◆ Data to use
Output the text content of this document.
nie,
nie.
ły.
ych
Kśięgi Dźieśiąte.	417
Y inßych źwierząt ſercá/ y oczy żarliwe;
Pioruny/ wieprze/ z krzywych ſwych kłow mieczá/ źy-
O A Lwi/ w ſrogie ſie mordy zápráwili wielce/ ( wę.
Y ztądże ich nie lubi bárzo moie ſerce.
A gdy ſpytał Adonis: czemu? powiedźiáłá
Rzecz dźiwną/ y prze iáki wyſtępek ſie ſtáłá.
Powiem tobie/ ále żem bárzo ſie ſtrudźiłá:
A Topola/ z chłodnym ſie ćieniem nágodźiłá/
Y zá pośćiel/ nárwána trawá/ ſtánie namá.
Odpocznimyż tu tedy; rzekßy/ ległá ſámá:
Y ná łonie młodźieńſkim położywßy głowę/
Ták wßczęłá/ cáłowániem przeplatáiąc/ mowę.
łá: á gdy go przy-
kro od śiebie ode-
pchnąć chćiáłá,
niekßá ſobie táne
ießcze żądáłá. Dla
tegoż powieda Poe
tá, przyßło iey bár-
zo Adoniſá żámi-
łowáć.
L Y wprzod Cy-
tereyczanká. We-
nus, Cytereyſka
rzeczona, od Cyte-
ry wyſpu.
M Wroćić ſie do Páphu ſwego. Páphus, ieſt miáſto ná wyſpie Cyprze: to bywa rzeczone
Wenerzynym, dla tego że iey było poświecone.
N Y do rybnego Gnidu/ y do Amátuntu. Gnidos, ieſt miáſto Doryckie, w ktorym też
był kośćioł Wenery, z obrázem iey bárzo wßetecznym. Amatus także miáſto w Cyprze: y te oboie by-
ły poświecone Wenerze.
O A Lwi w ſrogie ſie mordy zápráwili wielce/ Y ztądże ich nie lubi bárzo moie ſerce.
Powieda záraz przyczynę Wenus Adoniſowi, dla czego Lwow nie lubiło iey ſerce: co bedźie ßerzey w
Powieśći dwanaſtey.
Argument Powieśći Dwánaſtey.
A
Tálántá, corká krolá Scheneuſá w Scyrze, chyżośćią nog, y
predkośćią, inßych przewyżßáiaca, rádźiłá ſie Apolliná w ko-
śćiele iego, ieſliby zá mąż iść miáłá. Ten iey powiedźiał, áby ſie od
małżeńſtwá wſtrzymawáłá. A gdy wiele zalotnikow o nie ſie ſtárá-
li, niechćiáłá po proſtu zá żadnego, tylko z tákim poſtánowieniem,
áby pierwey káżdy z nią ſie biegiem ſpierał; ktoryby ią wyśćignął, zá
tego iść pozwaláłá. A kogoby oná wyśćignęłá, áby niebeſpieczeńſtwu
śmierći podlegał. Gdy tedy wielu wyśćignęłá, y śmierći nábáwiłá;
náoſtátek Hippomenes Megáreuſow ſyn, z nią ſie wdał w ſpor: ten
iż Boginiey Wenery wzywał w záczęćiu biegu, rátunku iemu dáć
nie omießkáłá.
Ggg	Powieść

◆ What is asked
Collect the complete line wherever the string "wielce" appears in the records.

◆ Output of the exercise
O A Lwi/ w ſrogie ſie mordy zápráwili wielce/ ( wę.
O A Lwi w ſrogie ſie mordy zápráwili wielce/ Y ztądże ich nie lubi bárzo moie ſerce.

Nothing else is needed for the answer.